Problem to work on: Pick out every line with the word "generated" and copy it.

= = =

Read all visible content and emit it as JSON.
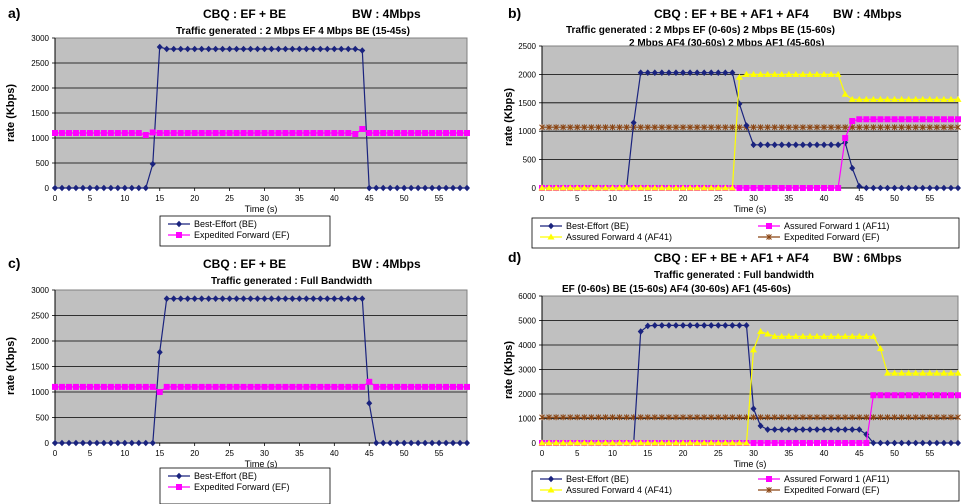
{
  "chart_data": [
    {
      "panel": "a)",
      "type": "line",
      "title": "CBQ : EF + BE",
      "bw": "BW : 4Mbps",
      "subtitles": [
        "Traffic generated :  2 Mbps EF       4 Mbps BE (15-45s)"
      ],
      "xlabel": "Time (s)",
      "ylabel": "rate (Kbps)",
      "xlim": [
        0,
        59
      ],
      "ylim": [
        0,
        3000
      ],
      "xticks": [
        "0",
        "5",
        "10",
        "15",
        "20",
        "25",
        "30",
        "35",
        "40",
        "45",
        "50",
        "55"
      ],
      "yticks": [
        "0",
        "500",
        "1000",
        "1500",
        "2000",
        "2500",
        "3000"
      ],
      "grid": true,
      "legend_position": "bottom",
      "series": [
        {
          "name": "Best-Effort  (BE)",
          "color": "#1a237e",
          "marker": "diamond",
          "points": [
            [
              0,
              0
            ],
            [
              13,
              0
            ],
            [
              14,
              480
            ],
            [
              15,
              2820
            ],
            [
              16,
              2780
            ],
            [
              43,
              2780
            ],
            [
              44,
              2750
            ],
            [
              45,
              0
            ],
            [
              59,
              0
            ]
          ]
        },
        {
          "name": "Expedited Forward  (EF)",
          "color": "#ff00ff",
          "marker": "square",
          "points": [
            [
              0,
              1100
            ],
            [
              12,
              1100
            ],
            [
              13,
              1060
            ],
            [
              14,
              1110
            ],
            [
              15,
              1100
            ],
            [
              42,
              1100
            ],
            [
              43,
              1080
            ],
            [
              44,
              1180
            ],
            [
              45,
              1100
            ],
            [
              59,
              1100
            ]
          ]
        }
      ]
    },
    {
      "panel": "b)",
      "type": "line",
      "title": "CBQ : EF + BE + AF1 + AF4",
      "bw": "BW : 4Mbps",
      "subtitles": [
        "Traffic generated : 2 Mbps EF (0-60s)      2 Mbps BE (15-60s)",
        "2 Mbps AF4 (30-60s)    2 Mbps AF1 (45-60s)"
      ],
      "xlabel": "Time (s)",
      "ylabel": "rate (Kbps)",
      "xlim": [
        0,
        59
      ],
      "ylim": [
        0,
        2500
      ],
      "xticks": [
        "0",
        "5",
        "10",
        "15",
        "20",
        "25",
        "30",
        "35",
        "40",
        "45",
        "50",
        "55"
      ],
      "yticks": [
        "0",
        "500",
        "1000",
        "1500",
        "2000",
        "2500"
      ],
      "grid": true,
      "legend_position": "bottom",
      "series": [
        {
          "name": "Best-Effort  (BE)",
          "color": "#1a237e",
          "marker": "diamond",
          "points": [
            [
              0,
              0
            ],
            [
              12,
              0
            ],
            [
              13,
              1150
            ],
            [
              14,
              2030
            ],
            [
              27,
              2030
            ],
            [
              28,
              1480
            ],
            [
              29,
              1100
            ],
            [
              30,
              760
            ],
            [
              42,
              760
            ],
            [
              43,
              800
            ],
            [
              44,
              350
            ],
            [
              45,
              30
            ],
            [
              46,
              0
            ],
            [
              59,
              0
            ]
          ]
        },
        {
          "name": "Assured Forward 1  (AF11)",
          "color": "#ff00ff",
          "marker": "square",
          "points": [
            [
              0,
              0
            ],
            [
              42,
              0
            ],
            [
              43,
              880
            ],
            [
              44,
              1180
            ],
            [
              45,
              1210
            ],
            [
              59,
              1210
            ]
          ]
        },
        {
          "name": "Assured Forward 4  (AF41)",
          "color": "#ffff00",
          "marker": "triangle",
          "points": [
            [
              0,
              0
            ],
            [
              27,
              0
            ],
            [
              28,
              1950
            ],
            [
              29,
              2000
            ],
            [
              42,
              2000
            ],
            [
              43,
              1650
            ],
            [
              44,
              1560
            ],
            [
              59,
              1560
            ]
          ]
        },
        {
          "name": "Expedited Forward  (EF)",
          "color": "#8b4513",
          "marker": "x",
          "points": [
            [
              0,
              1070
            ],
            [
              59,
              1070
            ]
          ]
        }
      ]
    },
    {
      "panel": "c)",
      "type": "line",
      "title": "CBQ : EF + BE",
      "bw": "BW : 4Mbps",
      "subtitles": [
        "Traffic generated :   Full Bandwidth"
      ],
      "xlabel": "Time (s)",
      "ylabel": "rate (Kbps)",
      "xlim": [
        0,
        59
      ],
      "ylim": [
        0,
        3000
      ],
      "xticks": [
        "0",
        "5",
        "10",
        "15",
        "20",
        "25",
        "30",
        "35",
        "40",
        "45",
        "50",
        "55"
      ],
      "yticks": [
        "0",
        "500",
        "1000",
        "1500",
        "2000",
        "2500",
        "3000"
      ],
      "grid": true,
      "legend_position": "bottom",
      "series": [
        {
          "name": "Best-Effort  (BE)",
          "color": "#1a237e",
          "marker": "diamond",
          "points": [
            [
              0,
              0
            ],
            [
              14,
              0
            ],
            [
              15,
              1780
            ],
            [
              16,
              2830
            ],
            [
              44,
              2830
            ],
            [
              45,
              780
            ],
            [
              46,
              0
            ],
            [
              59,
              0
            ]
          ]
        },
        {
          "name": "Expedited Forward  (EF)",
          "color": "#ff00ff",
          "marker": "square",
          "points": [
            [
              0,
              1100
            ],
            [
              14,
              1100
            ],
            [
              15,
              1000
            ],
            [
              16,
              1100
            ],
            [
              44,
              1100
            ],
            [
              45,
              1200
            ],
            [
              46,
              1100
            ],
            [
              59,
              1100
            ]
          ]
        }
      ]
    },
    {
      "panel": "d)",
      "type": "line",
      "title": "CBQ : EF + BE + AF1 + AF4",
      "bw": "BW : 6Mbps",
      "subtitles": [
        "Traffic generated : Full bandwidth",
        "EF  (0-60s)     BE  (15-60s)            AF4  (30-60s)     AF1  (45-60s)"
      ],
      "xlabel": "Time (s)",
      "ylabel": "rate (Kbps)",
      "xlim": [
        0,
        59
      ],
      "ylim": [
        0,
        6000
      ],
      "xticks": [
        "0",
        "5",
        "10",
        "15",
        "20",
        "25",
        "30",
        "35",
        "40",
        "45",
        "50",
        "55"
      ],
      "yticks": [
        "0",
        "1000",
        "2000",
        "3000",
        "4000",
        "5000",
        "6000"
      ],
      "grid": true,
      "legend_position": "bottom",
      "series": [
        {
          "name": "Best-Effort  (BE)",
          "color": "#1a237e",
          "marker": "diamond",
          "points": [
            [
              0,
              0
            ],
            [
              13,
              0
            ],
            [
              14,
              4550
            ],
            [
              15,
              4780
            ],
            [
              16,
              4800
            ],
            [
              29,
              4800
            ],
            [
              30,
              1400
            ],
            [
              31,
              700
            ],
            [
              32,
              550
            ],
            [
              45,
              550
            ],
            [
              46,
              350
            ],
            [
              47,
              0
            ],
            [
              59,
              0
            ]
          ]
        },
        {
          "name": "Assured Forward 1  (AF11)",
          "color": "#ff00ff",
          "marker": "square",
          "points": [
            [
              0,
              0
            ],
            [
              46,
              0
            ],
            [
              47,
              1950
            ],
            [
              59,
              1950
            ]
          ]
        },
        {
          "name": "Assured Forward 4  (AF41)",
          "color": "#ffff00",
          "marker": "triangle",
          "points": [
            [
              0,
              0
            ],
            [
              29,
              0
            ],
            [
              30,
              3800
            ],
            [
              31,
              4550
            ],
            [
              32,
              4450
            ],
            [
              33,
              4350
            ],
            [
              47,
              4350
            ],
            [
              48,
              3850
            ],
            [
              49,
              2850
            ],
            [
              59,
              2850
            ]
          ]
        },
        {
          "name": "Expedited Forward  (EF)",
          "color": "#8b4513",
          "marker": "x",
          "points": [
            [
              0,
              1050
            ],
            [
              59,
              1050
            ]
          ]
        }
      ]
    }
  ]
}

= = =

Finished task:
        "Traffic generated :  2 Mbps EF       4 Mbps BE (15-45s)"
        "Traffic generated : 2 Mbps EF (0-60s)      2 Mbps BE (15-60s)",
        "Traffic generated :   Full Bandwidth"
        "Traffic generated : Full bandwidth",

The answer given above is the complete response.